**The request**.
Reproduce every line of the material below, but drop the pictures.

**Entries supplied**.
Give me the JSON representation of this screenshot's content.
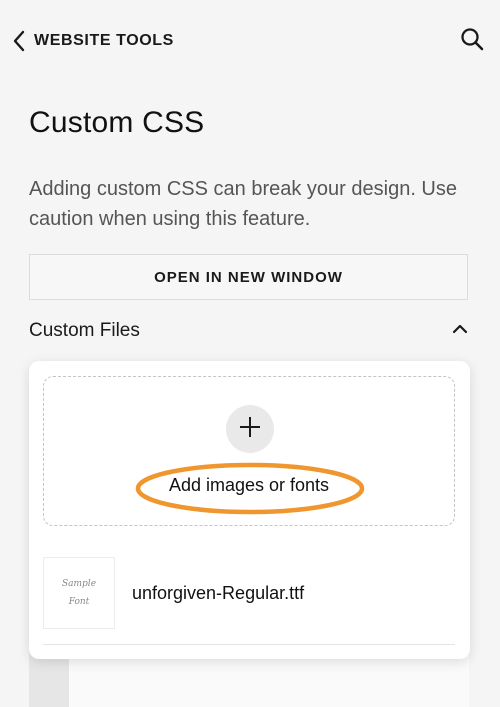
{
  "header": {
    "back_label": "WEBSITE TOOLS",
    "back_icon": "chevron-left-icon",
    "search_icon": "search-icon"
  },
  "page": {
    "title": "Custom CSS",
    "warning": "Adding custom CSS can break your design. Use caution when using this feature.",
    "open_button_label": "OPEN IN NEW WINDOW"
  },
  "custom_files": {
    "section_title": "Custom Files",
    "toggle_icon": "chevron-up-icon",
    "add_icon": "plus-icon",
    "add_label": "Add images or fonts",
    "highlight_color": "#f0962e",
    "files": [
      {
        "name": "unforgiven-Regular.ttf",
        "thumb_line1": "Sample",
        "thumb_line2": "Font"
      }
    ]
  }
}
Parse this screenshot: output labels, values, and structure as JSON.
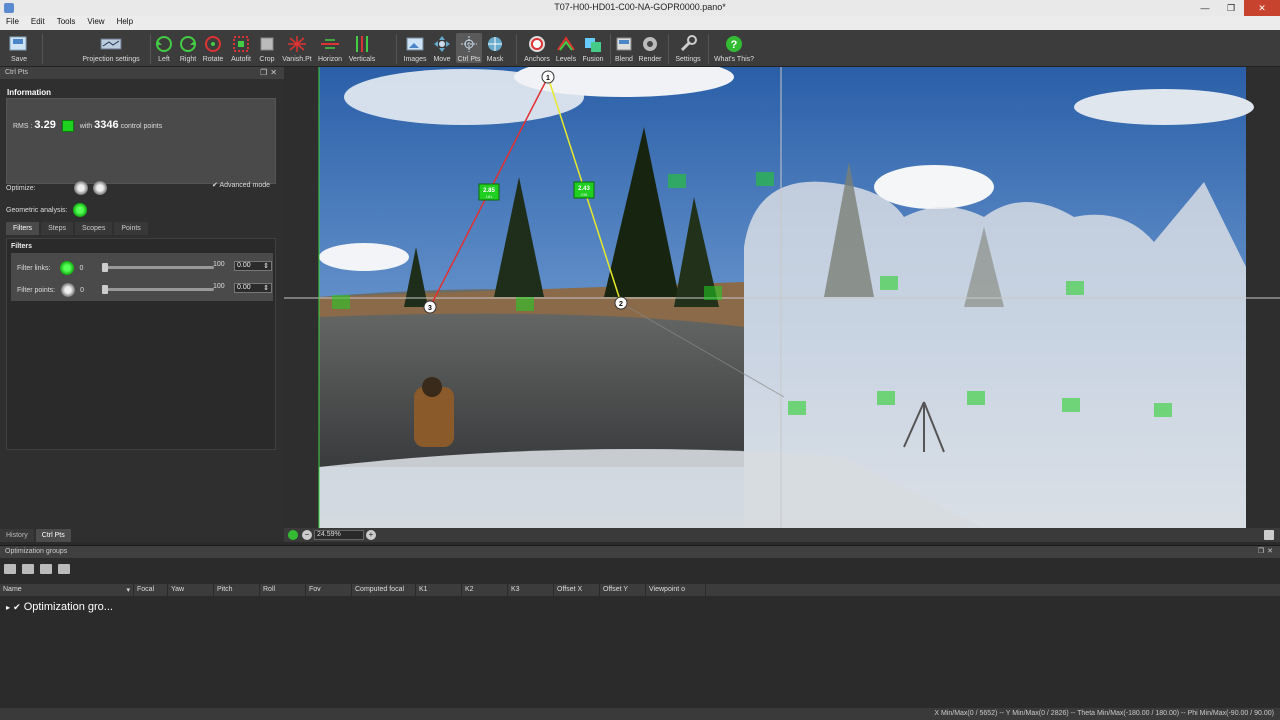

**Final answer**.
Give me the JSON representation of this screenshot's content.
{
  "header": {
    "back_label": "WEBSITE TOOLS",
    "back_icon": "chevron-left-icon",
    "search_icon": "search-icon"
  },
  "page": {
    "title": "Custom CSS",
    "warning": "Adding custom CSS can break your design. Use caution when using this feature.",
    "open_button_label": "OPEN IN NEW WINDOW"
  },
  "custom_files": {
    "section_title": "Custom Files",
    "toggle_icon": "chevron-up-icon",
    "add_icon": "plus-icon",
    "add_label": "Add images or fonts",
    "highlight_color": "#f0962e",
    "files": [
      {
        "name": "unforgiven-Regular.ttf",
        "thumb_line1": "Sample",
        "thumb_line2": "Font"
      }
    ]
  }
}
Parse this screenshot: output labels, values, and structure as JSON.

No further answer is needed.